→ Work to complete
For the data below, work out how many lines contain the word "name" and supply only that number.
--- start ---
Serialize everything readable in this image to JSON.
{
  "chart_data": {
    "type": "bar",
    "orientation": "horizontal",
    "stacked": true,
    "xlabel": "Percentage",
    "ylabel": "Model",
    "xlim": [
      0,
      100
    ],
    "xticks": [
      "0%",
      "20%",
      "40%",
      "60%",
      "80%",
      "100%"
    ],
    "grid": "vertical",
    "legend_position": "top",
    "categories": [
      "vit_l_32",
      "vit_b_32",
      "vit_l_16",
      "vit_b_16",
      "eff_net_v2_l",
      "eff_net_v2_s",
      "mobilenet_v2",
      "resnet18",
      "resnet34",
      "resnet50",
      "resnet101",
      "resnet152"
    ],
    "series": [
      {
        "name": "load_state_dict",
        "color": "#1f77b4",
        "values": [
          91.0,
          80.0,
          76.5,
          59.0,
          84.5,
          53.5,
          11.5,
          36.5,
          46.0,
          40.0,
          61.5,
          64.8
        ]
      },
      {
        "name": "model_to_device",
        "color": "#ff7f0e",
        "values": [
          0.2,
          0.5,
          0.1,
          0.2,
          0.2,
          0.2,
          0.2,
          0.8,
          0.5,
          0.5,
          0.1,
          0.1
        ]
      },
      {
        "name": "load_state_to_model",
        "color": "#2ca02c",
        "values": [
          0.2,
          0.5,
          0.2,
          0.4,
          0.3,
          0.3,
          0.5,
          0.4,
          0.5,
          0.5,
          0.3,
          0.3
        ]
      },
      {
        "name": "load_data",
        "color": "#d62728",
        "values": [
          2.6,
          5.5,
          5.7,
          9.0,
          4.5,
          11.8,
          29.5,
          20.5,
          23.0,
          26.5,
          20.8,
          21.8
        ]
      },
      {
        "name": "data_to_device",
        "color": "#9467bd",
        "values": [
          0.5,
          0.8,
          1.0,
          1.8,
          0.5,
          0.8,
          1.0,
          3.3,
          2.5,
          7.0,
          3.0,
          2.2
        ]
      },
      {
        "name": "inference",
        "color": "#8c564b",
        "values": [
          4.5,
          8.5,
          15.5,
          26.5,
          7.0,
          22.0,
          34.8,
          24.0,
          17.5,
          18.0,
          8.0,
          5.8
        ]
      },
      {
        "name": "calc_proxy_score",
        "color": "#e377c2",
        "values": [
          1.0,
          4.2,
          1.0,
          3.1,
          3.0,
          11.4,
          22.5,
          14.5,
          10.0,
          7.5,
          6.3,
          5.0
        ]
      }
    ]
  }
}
--- end ---
→ Task solution
7